*Exercise*
Restate the entries word for word, omitting nothing.

*Materials provided*
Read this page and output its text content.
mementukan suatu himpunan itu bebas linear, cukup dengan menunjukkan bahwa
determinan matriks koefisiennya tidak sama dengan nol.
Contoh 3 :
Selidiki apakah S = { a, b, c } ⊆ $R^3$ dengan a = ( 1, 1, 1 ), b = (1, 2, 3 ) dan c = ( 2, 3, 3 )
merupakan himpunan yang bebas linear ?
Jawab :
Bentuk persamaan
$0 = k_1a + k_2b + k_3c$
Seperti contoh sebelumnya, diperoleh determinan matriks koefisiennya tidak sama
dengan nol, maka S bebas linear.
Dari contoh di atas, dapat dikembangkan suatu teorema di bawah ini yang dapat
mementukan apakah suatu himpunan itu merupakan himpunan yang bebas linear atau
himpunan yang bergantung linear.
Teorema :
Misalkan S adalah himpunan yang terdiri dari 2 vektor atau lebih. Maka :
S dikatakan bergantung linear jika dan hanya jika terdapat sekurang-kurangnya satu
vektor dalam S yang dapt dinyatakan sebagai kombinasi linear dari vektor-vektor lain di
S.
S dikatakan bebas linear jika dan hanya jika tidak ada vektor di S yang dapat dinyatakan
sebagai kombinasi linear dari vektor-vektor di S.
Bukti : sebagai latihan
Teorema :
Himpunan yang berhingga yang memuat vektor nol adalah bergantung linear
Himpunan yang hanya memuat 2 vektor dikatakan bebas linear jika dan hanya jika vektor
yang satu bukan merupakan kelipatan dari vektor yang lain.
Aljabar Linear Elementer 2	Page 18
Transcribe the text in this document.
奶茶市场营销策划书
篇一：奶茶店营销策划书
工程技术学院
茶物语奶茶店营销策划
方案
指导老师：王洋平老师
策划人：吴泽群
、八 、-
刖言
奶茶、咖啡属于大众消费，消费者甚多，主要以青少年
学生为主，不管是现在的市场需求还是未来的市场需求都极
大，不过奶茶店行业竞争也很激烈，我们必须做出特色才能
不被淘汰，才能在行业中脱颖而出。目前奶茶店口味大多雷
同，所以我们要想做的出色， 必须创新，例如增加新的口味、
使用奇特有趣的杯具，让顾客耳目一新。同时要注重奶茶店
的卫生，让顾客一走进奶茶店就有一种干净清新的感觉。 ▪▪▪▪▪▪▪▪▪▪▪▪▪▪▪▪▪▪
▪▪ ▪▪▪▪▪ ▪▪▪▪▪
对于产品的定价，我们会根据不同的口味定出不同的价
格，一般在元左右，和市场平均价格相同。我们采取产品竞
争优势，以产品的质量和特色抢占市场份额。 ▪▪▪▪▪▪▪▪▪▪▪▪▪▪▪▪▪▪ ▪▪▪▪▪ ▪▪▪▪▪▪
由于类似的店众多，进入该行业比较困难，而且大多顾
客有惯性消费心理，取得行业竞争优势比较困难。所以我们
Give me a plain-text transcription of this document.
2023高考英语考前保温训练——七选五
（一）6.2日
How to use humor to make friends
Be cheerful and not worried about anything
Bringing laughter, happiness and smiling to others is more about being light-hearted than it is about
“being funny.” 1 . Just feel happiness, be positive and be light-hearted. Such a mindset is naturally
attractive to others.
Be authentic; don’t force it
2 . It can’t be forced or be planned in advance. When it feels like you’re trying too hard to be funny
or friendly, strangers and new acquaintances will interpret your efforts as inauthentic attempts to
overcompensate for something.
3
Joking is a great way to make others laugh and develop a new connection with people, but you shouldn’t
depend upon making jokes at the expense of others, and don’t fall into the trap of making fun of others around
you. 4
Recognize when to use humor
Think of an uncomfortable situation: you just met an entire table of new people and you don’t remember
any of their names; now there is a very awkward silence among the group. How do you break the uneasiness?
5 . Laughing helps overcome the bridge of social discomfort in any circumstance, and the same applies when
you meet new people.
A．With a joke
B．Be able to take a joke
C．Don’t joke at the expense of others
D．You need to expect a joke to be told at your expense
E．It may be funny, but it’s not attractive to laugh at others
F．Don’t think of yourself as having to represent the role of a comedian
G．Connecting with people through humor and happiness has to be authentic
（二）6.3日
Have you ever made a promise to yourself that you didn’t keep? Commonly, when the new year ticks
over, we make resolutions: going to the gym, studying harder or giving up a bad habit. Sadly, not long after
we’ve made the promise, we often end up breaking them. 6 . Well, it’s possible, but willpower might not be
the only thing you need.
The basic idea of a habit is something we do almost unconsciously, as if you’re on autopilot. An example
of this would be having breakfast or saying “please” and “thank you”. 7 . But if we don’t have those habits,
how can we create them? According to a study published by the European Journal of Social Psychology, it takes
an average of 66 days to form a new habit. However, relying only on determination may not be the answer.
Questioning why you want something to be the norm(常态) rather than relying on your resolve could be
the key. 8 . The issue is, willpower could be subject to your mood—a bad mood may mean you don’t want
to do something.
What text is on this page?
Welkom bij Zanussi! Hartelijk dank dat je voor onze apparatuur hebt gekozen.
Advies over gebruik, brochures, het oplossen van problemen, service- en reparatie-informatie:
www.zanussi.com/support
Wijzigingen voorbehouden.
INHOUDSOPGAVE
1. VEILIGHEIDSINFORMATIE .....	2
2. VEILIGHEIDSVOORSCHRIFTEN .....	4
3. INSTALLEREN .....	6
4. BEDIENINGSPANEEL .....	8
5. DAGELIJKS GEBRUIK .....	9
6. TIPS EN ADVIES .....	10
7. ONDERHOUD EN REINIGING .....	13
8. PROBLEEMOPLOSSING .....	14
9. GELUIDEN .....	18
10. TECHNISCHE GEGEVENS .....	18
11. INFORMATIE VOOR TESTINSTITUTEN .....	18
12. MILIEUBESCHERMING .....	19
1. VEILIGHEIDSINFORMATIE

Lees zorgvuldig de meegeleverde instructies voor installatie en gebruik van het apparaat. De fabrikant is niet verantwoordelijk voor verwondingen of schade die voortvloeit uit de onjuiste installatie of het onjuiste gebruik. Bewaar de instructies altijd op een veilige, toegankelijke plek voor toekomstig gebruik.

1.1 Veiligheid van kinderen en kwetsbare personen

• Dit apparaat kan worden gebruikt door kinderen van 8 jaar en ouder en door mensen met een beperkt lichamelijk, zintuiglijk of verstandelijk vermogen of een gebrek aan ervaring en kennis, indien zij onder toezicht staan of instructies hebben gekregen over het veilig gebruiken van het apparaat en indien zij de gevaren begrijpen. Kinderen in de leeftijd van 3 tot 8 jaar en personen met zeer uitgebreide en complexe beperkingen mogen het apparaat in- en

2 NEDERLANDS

*Exercise solution*
Read this page and output its text content.
mementukan suatu himpunan itu bebas linear, cukup dengan menunjukkan bahwa
determinan matriks koefisiennya tidak sama dengan nol.
Contoh 3 :
Selidiki apakah S = { a, b, c } ⊆ $R^3$ dengan a = ( 1, 1, 1 ), b = (1, 2, 3 ) dan c = ( 2, 3, 3 )
merupakan himpunan yang bebas linear ?
Jawab :
Bentuk persamaan
$0 = k_1a + k_2b + k_3c$
Seperti contoh sebelumnya, diperoleh determinan matriks koefisiennya tidak sama
dengan nol, maka S bebas linear.
Dari contoh di atas, dapat dikembangkan suatu teorema di bawah ini yang dapat
mementukan apakah suatu himpunan itu merupakan himpunan yang bebas linear atau
himpunan yang bergantung linear.
Teorema :
Misalkan S adalah himpunan yang terdiri dari 2 vektor atau lebih. Maka :
S dikatakan bergantung linear jika dan hanya jika terdapat sekurang-kurangnya satu
vektor dalam S yang dapt dinyatakan sebagai kombinasi linear dari vektor-vektor lain di
S.
S dikatakan bebas linear jika dan hanya jika tidak ada vektor di S yang dapat dinyatakan
sebagai kombinasi linear dari vektor-vektor di S.
Bukti : sebagai latihan
Teorema :
Himpunan yang berhingga yang memuat vektor nol adalah bergantung linear
Himpunan yang hanya memuat 2 vektor dikatakan bebas linear jika dan hanya jika vektor
yang satu bukan merupakan kelipatan dari vektor yang lain.
Aljabar Linear Elementer 2	Page 18
Transcribe the text in this document.
奶茶市场营销策划书
篇一：奶茶店营销策划书
工程技术学院
茶物语奶茶店营销策划
方案
指导老师：王洋平老师
策划人：吴泽群
、八 、-
刖言
奶茶、咖啡属于大众消费，消费者甚多，主要以青少年
学生为主，不管是现在的市场需求还是未来的市场需求都极
大，不过奶茶店行业竞争也很激烈，我们必须做出特色才能
不被淘汰，才能在行业中脱颖而出。目前奶茶店口味大多雷
同，所以我们要想做的出色， 必须创新，例如增加新的口味、
使用奇特有趣的杯具，让顾客耳目一新。同时要注重奶茶店
的卫生，让顾客一走进奶茶店就有一种干净清新的感觉。 ▪▪▪▪▪▪▪▪▪▪▪▪▪▪▪▪▪▪
▪▪ ▪▪▪▪▪ ▪▪▪▪▪
对于产品的定价，我们会根据不同的口味定出不同的价
格，一般在元左右，和市场平均价格相同。我们采取产品竞
争优势，以产品的质量和特色抢占市场份额。 ▪▪▪▪▪▪▪▪▪▪▪▪▪▪▪▪▪▪ ▪▪▪▪▪ ▪▪▪▪▪▪
由于类似的店众多，进入该行业比较困难，而且大多顾
客有惯性消费心理，取得行业竞争优势比较困难。所以我们
Give me a plain-text transcription of this document.
2023高考英语考前保温训练——七选五
（一）6.2日
How to use humor to make friends
Be cheerful and not worried about anything
Bringing laughter, happiness and smiling to others is more about being light-hearted than it is about
“being funny.” 1 . Just feel happiness, be positive and be light-hearted. Such a mindset is naturally
attractive to others.
Be authentic; don’t force it
2 . It can’t be forced or be planned in advance. When it feels like you’re trying too hard to be funny
or friendly, strangers and new acquaintances will interpret your efforts as inauthentic attempts to
overcompensate for something.
3
Joking is a great way to make others laugh and develop a new connection with people, but you shouldn’t
depend upon making jokes at the expense of others, and don’t fall into the trap of making fun of others around
you. 4
Recognize when to use humor
Think of an uncomfortable situation: you just met an entire table of new people and you don’t remember
any of their names; now there is a very awkward silence among the group. How do you break the uneasiness?
5 . Laughing helps overcome the bridge of social discomfort in any circumstance, and the same applies when
you meet new people.
A．With a joke
B．Be able to take a joke
C．Don’t joke at the expense of others
D．You need to expect a joke to be told at your expense
E．It may be funny, but it’s not attractive to laugh at others
F．Don’t think of yourself as having to represent the role of a comedian
G．Connecting with people through humor and happiness has to be authentic
（二）6.3日
Have you ever made a promise to yourself that you didn’t keep? Commonly, when the new year ticks
over, we make resolutions: going to the gym, studying harder or giving up a bad habit. Sadly, not long after
we’ve made the promise, we often end up breaking them. 6 . Well, it’s possible, but willpower might not be
the only thing you need.
The basic idea of a habit is something we do almost unconsciously, as if you’re on autopilot. An example
of this would be having breakfast or saying “please” and “thank you”. 7 . But if we don’t have those habits,
how can we create them? According to a study published by the European Journal of Social Psychology, it takes
an average of 66 days to form a new habit. However, relying only on determination may not be the answer.
Questioning why you want something to be the norm(常态) rather than relying on your resolve could be
the key. 8 . The issue is, willpower could be subject to your mood—a bad mood may mean you don’t want
to do something.
What text is on this page?
Welkom bij Zanussi! Hartelijk dank dat je voor onze apparatuur hebt gekozen.
Advies over gebruik, brochures, het oplossen van problemen, service- en reparatie-informatie:
www.zanussi.com/support
Wijzigingen voorbehouden.
INHOUDSOPGAVE
1. VEILIGHEIDSINFORMATIE .....	2
2. VEILIGHEIDSVOORSCHRIFTEN .....	4
3. INSTALLEREN .....	6
4. BEDIENINGSPANEEL .....	8
5. DAGELIJKS GEBRUIK .....	9
6. TIPS EN ADVIES .....	10
7. ONDERHOUD EN REINIGING .....	13
8. PROBLEEMOPLOSSING .....	14
9. GELUIDEN .....	18
10. TECHNISCHE GEGEVENS .....	18
11. INFORMATIE VOOR TESTINSTITUTEN .....	18
12. MILIEUBESCHERMING .....	19
1. VEILIGHEIDSINFORMATIE

Lees zorgvuldig de meegeleverde instructies voor installatie en gebruik van het apparaat. De fabrikant is niet verantwoordelijk voor verwondingen of schade die voortvloeit uit de onjuiste installatie of het onjuiste gebruik. Bewaar de instructies altijd op een veilige, toegankelijke plek voor toekomstig gebruik.

1.1 Veiligheid van kinderen en kwetsbare personen

• Dit apparaat kan worden gebruikt door kinderen van 8 jaar en ouder en door mensen met een beperkt lichamelijk, zintuiglijk of verstandelijk vermogen of een gebrek aan ervaring en kennis, indien zij onder toezicht staan of instructies hebben gekregen over het veilig gebruiken van het apparaat en indien zij de gevaren begrijpen. Kinderen in de leeftijd van 3 tot 8 jaar en personen met zeer uitgebreide en complexe beperkingen mogen het apparaat in- en

2 NEDERLANDS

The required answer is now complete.